Make an exact copy of the lines, leaving the pictures out.

───── GIVEN ENTRIES

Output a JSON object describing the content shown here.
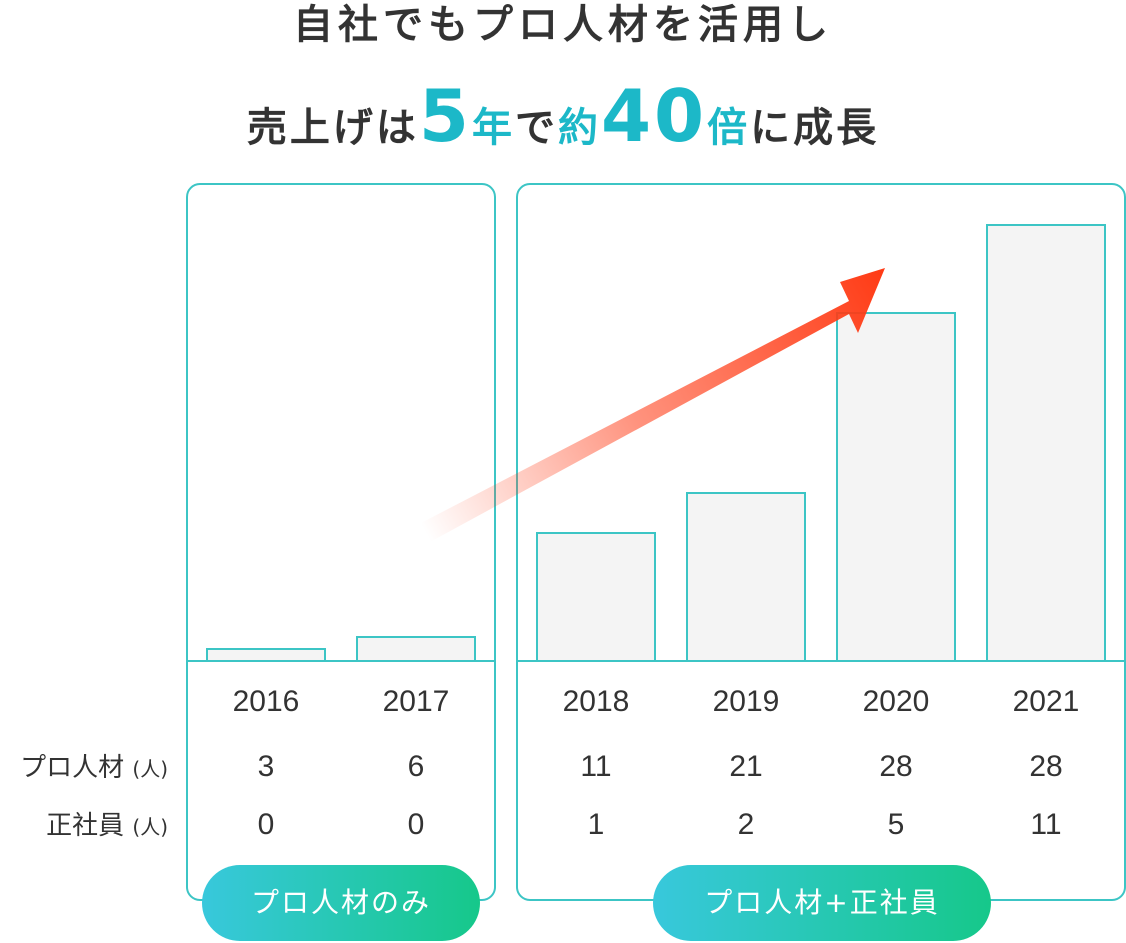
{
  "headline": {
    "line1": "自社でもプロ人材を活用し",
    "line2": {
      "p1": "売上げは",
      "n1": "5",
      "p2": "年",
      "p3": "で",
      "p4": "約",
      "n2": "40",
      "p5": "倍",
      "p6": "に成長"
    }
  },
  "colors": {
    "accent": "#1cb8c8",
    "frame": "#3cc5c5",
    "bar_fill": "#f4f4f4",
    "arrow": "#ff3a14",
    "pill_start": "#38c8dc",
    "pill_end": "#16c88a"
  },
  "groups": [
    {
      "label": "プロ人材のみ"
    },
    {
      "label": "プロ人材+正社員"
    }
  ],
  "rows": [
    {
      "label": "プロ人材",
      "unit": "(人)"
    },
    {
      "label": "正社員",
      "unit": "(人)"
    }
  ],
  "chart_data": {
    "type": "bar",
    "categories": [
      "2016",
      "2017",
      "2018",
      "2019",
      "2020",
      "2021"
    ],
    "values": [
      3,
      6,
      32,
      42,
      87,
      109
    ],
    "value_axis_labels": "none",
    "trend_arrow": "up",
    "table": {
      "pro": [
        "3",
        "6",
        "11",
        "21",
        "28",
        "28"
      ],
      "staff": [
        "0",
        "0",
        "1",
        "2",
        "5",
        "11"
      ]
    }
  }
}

──────────

• RESULT FOR THIS EXERCISE:
Output a JSON object describing the content shown here.
{
  "headline": {
    "line1": "自社でもプロ人材を活用し",
    "line2": {
      "p1": "売上げは",
      "n1": "5",
      "p2": "年",
      "p3": "で",
      "p4": "約",
      "n2": "40",
      "p5": "倍",
      "p6": "に成長"
    }
  },
  "colors": {
    "accent": "#1cb8c8",
    "frame": "#3cc5c5",
    "bar_fill": "#f4f4f4",
    "arrow": "#ff3a14",
    "pill_start": "#38c8dc",
    "pill_end": "#16c88a"
  },
  "groups": [
    {
      "label": "プロ人材のみ"
    },
    {
      "label": "プロ人材+正社員"
    }
  ],
  "rows": [
    {
      "label": "プロ人材",
      "unit": "(人)"
    },
    {
      "label": "正社員",
      "unit": "(人)"
    }
  ],
  "chart_data": {
    "type": "bar",
    "categories": [
      "2016",
      "2017",
      "2018",
      "2019",
      "2020",
      "2021"
    ],
    "values": [
      3,
      6,
      32,
      42,
      87,
      109
    ],
    "value_axis_labels": "none",
    "trend_arrow": "up",
    "table": {
      "pro": [
        "3",
        "6",
        "11",
        "21",
        "28",
        "28"
      ],
      "staff": [
        "0",
        "0",
        "1",
        "2",
        "5",
        "11"
      ]
    }
  }
}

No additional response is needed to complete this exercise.